Within the records below, find each line that holds the string "status", then copy it.

> _RECORDS FOR THE TASK_:
* BEGIN *

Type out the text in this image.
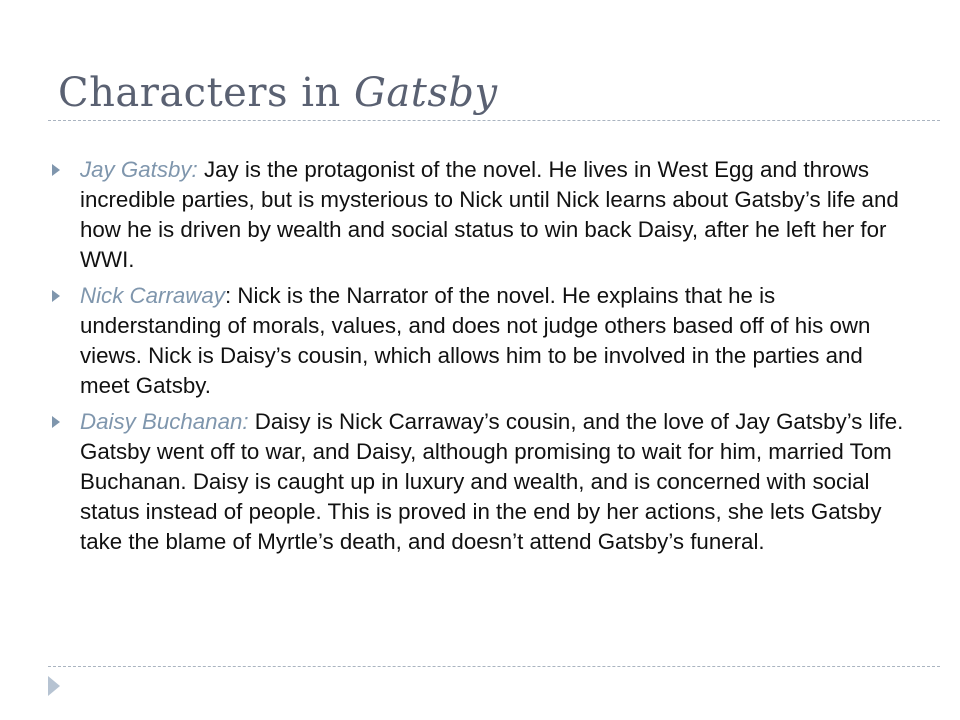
Characters in Gatsby
Jay Gatsby: Jay is the protagonist of the novel. He lives in West Egg and throws incredible parties, but is mysterious to Nick until Nick learns about Gatsby’s life and how he is driven by wealth and social status to win back Daisy, after he left her for WWI.
Nick Carraway: Nick is the Narrator of the novel. He explains that he is understanding of morals, values, and does not judge others based off of his own views. Nick is Daisy’s cousin, which allows him to be involved in the parties and meet Gatsby.
Daisy Buchanan: Daisy is Nick Carraway’s cousin, and the love of Jay Gatsby’s life. Gatsby went off to war, and Daisy, although promising to wait for him, married Tom Buchanan. Daisy is caught up in luxury and wealth, and is concerned with social status instead of people. This is proved in the end by her actions, she lets Gatsby take the blame of Myrtle’s death, and doesn’t attend Gatsby’s funeral.
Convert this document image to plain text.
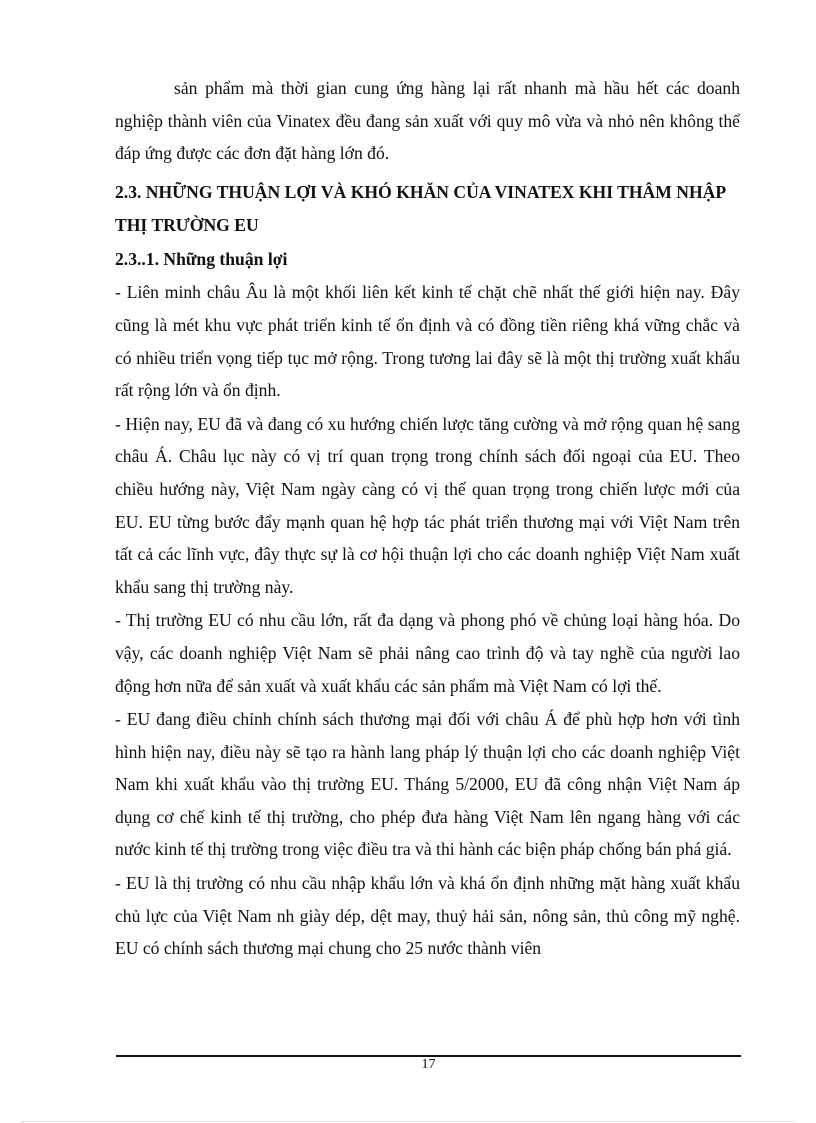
sản phẩm mà thời gian cung ứng hàng lại rất nhanh mà hầu hết các doanh nghiệp thành viên của Vinatex đều đang sản xuất với quy mô vừa và nhỏ nên không thể đáp ứng được các đơn đặt hàng lớn đó.

2.3. NHỮNG THUẬN LỢI VÀ KHÓ KHĂN CỦA VINATEX KHI THÂM NHẬP THỊ TRƯỜNG EU

2.3..1. Những thuận lợi

- Liên minh châu Âu là một khối liên kết kinh tế chặt chẽ nhất thế giới hiện nay. Đây cũng là mét khu vực phát triển kinh tế ổn định và có đồng tiền riêng khá vững chắc và có nhiều triển vọng tiếp tục mở rộng. Trong tương lai đây sẽ là một thị trường xuất khẩu rất rộng lớn và ổn định.

- Hiện nay, EU đã và đang có xu hướng chiến lược tăng cường và mở rộng quan hệ sang châu Á. Châu lục này có vị trí quan trọng trong chính sách đối ngoại của EU. Theo chiều hướng này, Việt Nam ngày càng có vị thế quan trọng trong chiến lược mới của EU. EU từng bước đẩy mạnh quan hệ hợp tác phát triển thương mại với Việt Nam trên tất cả các lĩnh vực, đây thực sự là cơ hội thuận lợi cho các doanh nghiệp Việt Nam xuất khẩu sang thị trường này.

- Thị trường EU có nhu cầu lớn, rất đa dạng và phong phó về chủng loại hàng hóa. Do vậy, các doanh nghiệp Việt Nam sẽ phải nâng cao trình độ và tay nghề của người lao động hơn nữa để sản xuất và xuất khẩu các sản phẩm mà Việt Nam có lợi thế.

- EU đang điều chỉnh chính sách thương mại đối với châu Á để phù hợp hơn với tình hình hiện nay, điều này sẽ tạo ra hành lang pháp lý thuận lợi cho các doanh nghiệp Việt Nam khi xuất khẩu vào thị trường EU. Tháng 5/2000, EU đã công nhận Việt Nam áp dụng cơ chế kinh tế thị trường, cho phép đưa hàng Việt Nam lên ngang hàng với các nước kinh tế thị trường trong việc điều tra và thi hành các biện pháp chống bán phá giá.

- EU là thị trường có nhu cầu nhập khẩu lớn và khá ổn định những mặt hàng xuất khẩu chủ lực của Việt Nam nh giày dép, dệt may, thuỷ hải sản, nông sản, thủ công mỹ nghệ. EU có chính sách thương mại chung cho 25 nước thành viên

17
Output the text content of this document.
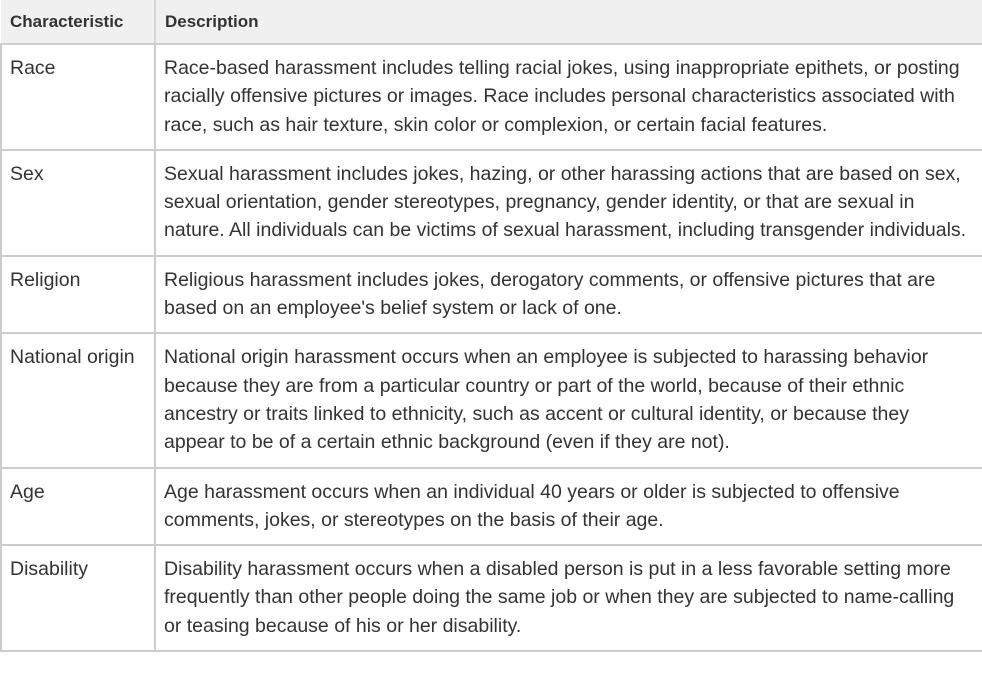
Characteristic	Description
Race	Race-based harassment includes telling racial jokes, using inappropriate epithets, or posting racially offensive pictures or images. Race includes personal characteristics associated with race, such as hair texture, skin color or complexion, or certain facial features.
Sex	Sexual harassment includes jokes, hazing, or other harassing actions that are based on sex, sexual orientation, gender stereotypes, pregnancy, gender identity, or that are sexual in nature. All individuals can be victims of sexual harassment, including transgender individuals.
Religion	Religious harassment includes jokes, derogatory comments, or offensive pictures that are based on an employee's belief system or lack of one.
National origin	National origin harassment occurs when an employee is subjected to harassing behavior because they are from a particular country or part of the world, because of their ethnic ancestry or traits linked to ethnicity, such as accent or cultural identity, or because they appear to be of a certain ethnic background (even if they are not).
Age	Age harassment occurs when an individual 40 years or older is subjected to offensive comments, jokes, or stereotypes on the basis of their age.
Disability	Disability harassment occurs when a disabled person is put in a less favorable setting more frequently than other people doing the same job or when they are subjected to name-calling or teasing because of his or her disability.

* END *

> _SOLUTION TO THIS EXERCISE_:
Jay Gatsby: Jay is the protagonist of the novel. He lives in West Egg and throws incredible parties, but is mysterious to Nick until Nick learns about Gatsby’s life and how he is driven by wealth and social status to win back Daisy, after he left her for WWI.
Daisy Buchanan: Daisy is Nick Carraway’s cousin, and the love of Jay Gatsby’s life. Gatsby went off to war, and Daisy, although promising to wait for him, married Tom Buchanan. Daisy is caught up in luxury and wealth, and is concerned with social status instead of people. This is proved in the end by her actions, she lets Gatsby take the blame of Myrtle’s death, and doesn’t attend Gatsby’s funeral.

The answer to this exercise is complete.